Saved entries:
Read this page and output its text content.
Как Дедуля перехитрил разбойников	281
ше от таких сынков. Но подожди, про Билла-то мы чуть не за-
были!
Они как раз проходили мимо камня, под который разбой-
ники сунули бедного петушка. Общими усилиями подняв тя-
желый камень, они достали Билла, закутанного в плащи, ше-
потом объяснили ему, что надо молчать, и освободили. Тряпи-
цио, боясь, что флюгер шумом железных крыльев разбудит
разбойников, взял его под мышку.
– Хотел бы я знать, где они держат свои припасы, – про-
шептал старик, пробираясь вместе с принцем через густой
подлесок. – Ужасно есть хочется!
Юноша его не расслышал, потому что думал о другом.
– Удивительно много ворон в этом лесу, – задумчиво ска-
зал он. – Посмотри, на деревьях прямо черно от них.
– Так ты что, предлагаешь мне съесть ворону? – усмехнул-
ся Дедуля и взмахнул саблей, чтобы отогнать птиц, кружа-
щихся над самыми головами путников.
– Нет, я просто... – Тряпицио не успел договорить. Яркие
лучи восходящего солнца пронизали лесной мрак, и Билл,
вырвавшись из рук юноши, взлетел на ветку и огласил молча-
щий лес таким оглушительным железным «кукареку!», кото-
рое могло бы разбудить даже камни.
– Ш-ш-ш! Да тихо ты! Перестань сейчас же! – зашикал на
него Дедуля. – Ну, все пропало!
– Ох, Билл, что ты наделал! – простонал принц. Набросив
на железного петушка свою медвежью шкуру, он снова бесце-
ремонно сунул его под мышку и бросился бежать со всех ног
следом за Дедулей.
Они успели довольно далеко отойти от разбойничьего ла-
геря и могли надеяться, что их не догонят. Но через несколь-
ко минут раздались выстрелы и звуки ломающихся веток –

**REQUEST**
Extract every record. Keep wording exact.

**ANSWER TO THIS EXERCISE**
Read this page and output its text content.
Как Дедуля перехитрил разбойников	281
ше от таких сынков. Но подожди, про Билла-то мы чуть не за-
были!
Они как раз проходили мимо камня, под который разбой-
ники сунули бедного петушка. Общими усилиями подняв тя-
желый камень, они достали Билла, закутанного в плащи, ше-
потом объяснили ему, что надо молчать, и освободили. Тряпи-
цио, боясь, что флюгер шумом железных крыльев разбудит
разбойников, взял его под мышку.
– Хотел бы я знать, где они держат свои припасы, – про-
шептал старик, пробираясь вместе с принцем через густой
подлесок. – Ужасно есть хочется!
Юноша его не расслышал, потому что думал о другом.
– Удивительно много ворон в этом лесу, – задумчиво ска-
зал он. – Посмотри, на деревьях прямо черно от них.
– Так ты что, предлагаешь мне съесть ворону? – усмехнул-
ся Дедуля и взмахнул саблей, чтобы отогнать птиц, кружа-
щихся над самыми головами путников.
– Нет, я просто... – Тряпицио не успел договорить. Яркие
лучи восходящего солнца пронизали лесной мрак, и Билл,
вырвавшись из рук юноши, взлетел на ветку и огласил молча-
щий лес таким оглушительным железным «кукареку!», кото-
рое могло бы разбудить даже камни.
– Ш-ш-ш! Да тихо ты! Перестань сейчас же! – зашикал на
него Дедуля. – Ну, все пропало!
– Ох, Билл, что ты наделал! – простонал принц. Набросив
на железного петушка свою медвежью шкуру, он снова бесце-
ремонно сунул его под мышку и бросился бежать со всех ног
следом за Дедулей.
Они успели довольно далеко отойти от разбойничьего ла-
геря и могли надеяться, что их не догонят. Но через несколь-
ко минут раздались выстрелы и звуки ломающихся веток –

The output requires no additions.